Leave out the pictures; transcribe all else exactly.

- - - - -

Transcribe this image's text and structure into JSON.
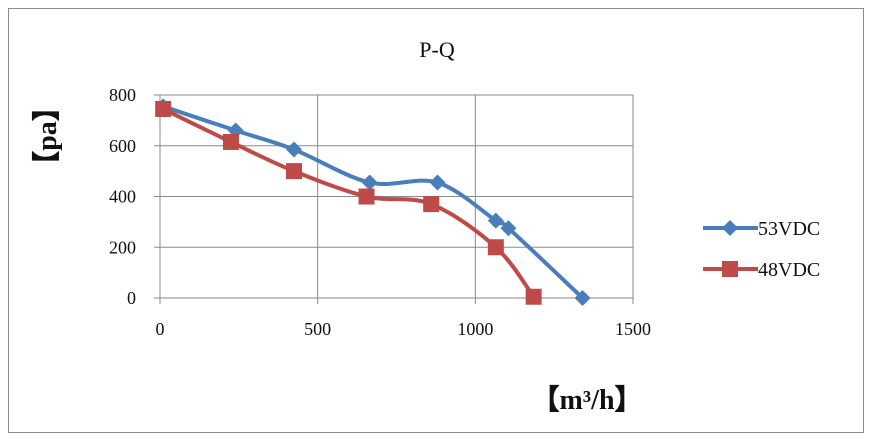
{
  "chart_data": {
    "type": "line",
    "title": "P-Q",
    "xlabel": "【m³/h】",
    "ylabel": "【pa】",
    "xlim": [
      0,
      1500
    ],
    "ylim": [
      0,
      800
    ],
    "xticks": [
      0,
      500,
      1000,
      1500
    ],
    "yticks": [
      0,
      200,
      400,
      600,
      800
    ],
    "grid": true,
    "legend": "right",
    "series": [
      {
        "name": "53VDC",
        "color": "#4a7ebb",
        "marker": "diamond",
        "x": [
          10,
          240,
          425,
          665,
          880,
          1065,
          1105,
          1340
        ],
        "y": [
          755,
          660,
          585,
          455,
          455,
          305,
          275,
          0
        ]
      },
      {
        "name": "48VDC",
        "color": "#be4b48",
        "marker": "square",
        "x": [
          10,
          225,
          425,
          655,
          860,
          1065,
          1185
        ],
        "y": [
          745,
          615,
          500,
          400,
          370,
          200,
          5
        ]
      }
    ]
  }
}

- - - - -

▸ **Written solution**
Transcribe this image's text and structure into JSON.
{
  "chart_data": {
    "type": "line",
    "title": "P-Q",
    "xlabel": "【m³/h】",
    "ylabel": "【pa】",
    "xlim": [
      0,
      1500
    ],
    "ylim": [
      0,
      800
    ],
    "xticks": [
      0,
      500,
      1000,
      1500
    ],
    "yticks": [
      0,
      200,
      400,
      600,
      800
    ],
    "grid": true,
    "legend": "right",
    "series": [
      {
        "name": "53VDC",
        "color": "#4a7ebb",
        "marker": "diamond",
        "x": [
          10,
          240,
          425,
          665,
          880,
          1065,
          1105,
          1340
        ],
        "y": [
          755,
          660,
          585,
          455,
          455,
          305,
          275,
          0
        ]
      },
      {
        "name": "48VDC",
        "color": "#be4b48",
        "marker": "square",
        "x": [
          10,
          225,
          425,
          655,
          860,
          1065,
          1185
        ],
        "y": [
          745,
          615,
          500,
          400,
          370,
          200,
          5
        ]
      }
    ]
  }
}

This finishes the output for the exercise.